▸ Exercise prompt: Pick out every line of the entries below where "title" occurs, and copy those lines.
==== Data to process ====
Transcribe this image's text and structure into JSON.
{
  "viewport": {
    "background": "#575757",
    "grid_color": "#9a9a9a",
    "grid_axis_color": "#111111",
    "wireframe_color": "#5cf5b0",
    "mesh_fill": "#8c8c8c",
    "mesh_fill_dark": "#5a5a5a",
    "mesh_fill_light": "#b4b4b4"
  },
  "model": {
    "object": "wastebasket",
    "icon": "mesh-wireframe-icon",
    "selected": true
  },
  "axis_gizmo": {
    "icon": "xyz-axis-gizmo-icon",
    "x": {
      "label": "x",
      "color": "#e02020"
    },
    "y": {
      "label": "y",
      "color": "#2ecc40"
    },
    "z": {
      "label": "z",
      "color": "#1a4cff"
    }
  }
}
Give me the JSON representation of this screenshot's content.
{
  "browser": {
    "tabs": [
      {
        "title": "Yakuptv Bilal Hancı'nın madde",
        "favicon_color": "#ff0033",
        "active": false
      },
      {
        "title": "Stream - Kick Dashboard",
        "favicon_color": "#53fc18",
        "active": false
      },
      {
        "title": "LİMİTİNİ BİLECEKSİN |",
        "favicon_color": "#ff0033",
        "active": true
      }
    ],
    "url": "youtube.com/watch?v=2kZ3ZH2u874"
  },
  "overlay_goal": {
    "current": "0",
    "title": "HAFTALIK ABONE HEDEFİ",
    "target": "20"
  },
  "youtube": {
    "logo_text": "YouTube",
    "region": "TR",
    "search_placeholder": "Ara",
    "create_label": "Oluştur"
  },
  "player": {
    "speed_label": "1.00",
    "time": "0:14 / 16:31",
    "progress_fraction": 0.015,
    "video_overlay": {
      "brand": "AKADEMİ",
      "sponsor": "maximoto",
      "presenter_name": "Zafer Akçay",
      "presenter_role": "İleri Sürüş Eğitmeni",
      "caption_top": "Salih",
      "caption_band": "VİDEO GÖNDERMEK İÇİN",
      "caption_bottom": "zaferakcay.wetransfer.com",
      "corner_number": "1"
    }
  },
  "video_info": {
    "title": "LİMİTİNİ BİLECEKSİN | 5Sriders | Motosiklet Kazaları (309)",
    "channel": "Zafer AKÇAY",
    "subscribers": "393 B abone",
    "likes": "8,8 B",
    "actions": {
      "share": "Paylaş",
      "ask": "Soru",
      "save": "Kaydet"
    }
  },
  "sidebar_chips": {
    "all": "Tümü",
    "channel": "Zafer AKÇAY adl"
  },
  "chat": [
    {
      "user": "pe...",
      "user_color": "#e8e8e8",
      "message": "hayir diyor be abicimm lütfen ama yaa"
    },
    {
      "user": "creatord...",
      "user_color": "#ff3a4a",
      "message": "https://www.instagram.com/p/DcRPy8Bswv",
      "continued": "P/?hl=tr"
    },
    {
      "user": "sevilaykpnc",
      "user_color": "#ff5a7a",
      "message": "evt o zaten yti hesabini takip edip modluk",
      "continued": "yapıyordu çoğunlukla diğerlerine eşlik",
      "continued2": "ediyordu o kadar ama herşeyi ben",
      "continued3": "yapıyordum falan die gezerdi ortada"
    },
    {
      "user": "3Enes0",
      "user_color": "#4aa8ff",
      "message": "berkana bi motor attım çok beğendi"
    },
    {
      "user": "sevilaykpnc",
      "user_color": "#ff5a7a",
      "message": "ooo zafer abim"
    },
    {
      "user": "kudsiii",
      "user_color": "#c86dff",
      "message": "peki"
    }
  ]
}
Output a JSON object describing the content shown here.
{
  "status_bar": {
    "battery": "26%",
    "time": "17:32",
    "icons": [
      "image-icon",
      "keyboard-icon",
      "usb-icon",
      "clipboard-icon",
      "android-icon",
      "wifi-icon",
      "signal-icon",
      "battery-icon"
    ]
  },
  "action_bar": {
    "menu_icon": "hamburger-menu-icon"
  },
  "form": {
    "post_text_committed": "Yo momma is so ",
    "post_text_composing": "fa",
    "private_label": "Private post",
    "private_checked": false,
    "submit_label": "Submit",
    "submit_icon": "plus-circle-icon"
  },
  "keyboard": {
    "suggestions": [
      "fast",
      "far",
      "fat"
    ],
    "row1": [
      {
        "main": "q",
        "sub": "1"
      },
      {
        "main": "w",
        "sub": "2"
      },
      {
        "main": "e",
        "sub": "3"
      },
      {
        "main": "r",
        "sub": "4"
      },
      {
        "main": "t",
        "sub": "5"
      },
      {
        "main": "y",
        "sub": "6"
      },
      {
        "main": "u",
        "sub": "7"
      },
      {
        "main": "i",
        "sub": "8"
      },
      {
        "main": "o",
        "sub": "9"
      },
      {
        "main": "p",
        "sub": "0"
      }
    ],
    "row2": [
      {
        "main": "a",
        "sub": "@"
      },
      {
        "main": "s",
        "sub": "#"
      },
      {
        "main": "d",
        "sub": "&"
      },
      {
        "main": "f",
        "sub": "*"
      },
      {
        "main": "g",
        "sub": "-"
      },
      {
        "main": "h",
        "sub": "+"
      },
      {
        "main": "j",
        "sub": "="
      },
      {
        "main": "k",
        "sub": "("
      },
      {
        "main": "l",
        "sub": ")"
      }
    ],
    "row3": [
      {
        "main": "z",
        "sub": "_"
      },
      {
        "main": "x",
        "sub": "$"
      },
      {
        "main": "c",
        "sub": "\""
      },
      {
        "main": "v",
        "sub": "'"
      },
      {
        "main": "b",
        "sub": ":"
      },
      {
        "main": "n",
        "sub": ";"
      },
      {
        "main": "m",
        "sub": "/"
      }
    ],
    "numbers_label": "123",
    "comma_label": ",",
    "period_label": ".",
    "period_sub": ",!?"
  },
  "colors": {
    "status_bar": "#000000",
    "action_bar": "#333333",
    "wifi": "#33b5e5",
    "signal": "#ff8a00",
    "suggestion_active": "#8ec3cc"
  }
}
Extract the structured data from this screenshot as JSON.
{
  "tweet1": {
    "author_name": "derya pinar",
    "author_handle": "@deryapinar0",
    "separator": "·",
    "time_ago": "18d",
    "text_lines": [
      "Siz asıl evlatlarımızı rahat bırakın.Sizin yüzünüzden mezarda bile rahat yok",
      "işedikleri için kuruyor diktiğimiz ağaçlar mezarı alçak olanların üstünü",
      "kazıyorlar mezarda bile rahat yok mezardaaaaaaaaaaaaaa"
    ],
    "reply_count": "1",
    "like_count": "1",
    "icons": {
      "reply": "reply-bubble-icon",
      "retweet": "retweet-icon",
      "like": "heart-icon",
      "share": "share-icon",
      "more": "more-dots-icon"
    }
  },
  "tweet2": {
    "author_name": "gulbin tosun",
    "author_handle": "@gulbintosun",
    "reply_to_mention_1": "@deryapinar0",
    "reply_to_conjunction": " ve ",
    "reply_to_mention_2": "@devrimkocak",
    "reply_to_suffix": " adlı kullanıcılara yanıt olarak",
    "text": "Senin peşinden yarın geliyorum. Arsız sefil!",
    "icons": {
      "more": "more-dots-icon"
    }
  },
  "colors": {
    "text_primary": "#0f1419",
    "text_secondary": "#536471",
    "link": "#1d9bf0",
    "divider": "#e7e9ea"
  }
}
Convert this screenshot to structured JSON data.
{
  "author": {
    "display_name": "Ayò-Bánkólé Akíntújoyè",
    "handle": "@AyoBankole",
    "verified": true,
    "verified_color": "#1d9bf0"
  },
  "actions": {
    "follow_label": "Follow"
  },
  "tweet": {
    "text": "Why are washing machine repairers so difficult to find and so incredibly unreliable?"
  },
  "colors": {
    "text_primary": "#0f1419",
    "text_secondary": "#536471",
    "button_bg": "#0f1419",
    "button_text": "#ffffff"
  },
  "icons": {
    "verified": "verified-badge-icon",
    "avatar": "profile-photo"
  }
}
====
▸ Result:
        "title": "Yakuptv Bilal Hancı'nın madde",
        "title": "Stream - Kick Dashboard",
        "title": "LİMİTİNİ BİLECEKSİN |",
    "title": "HAFTALIK ABONE HEDEFİ",
    "title": "LİMİTİNİ BİLECEKSİN | 5Sriders | Motosiklet Kazaları (309)",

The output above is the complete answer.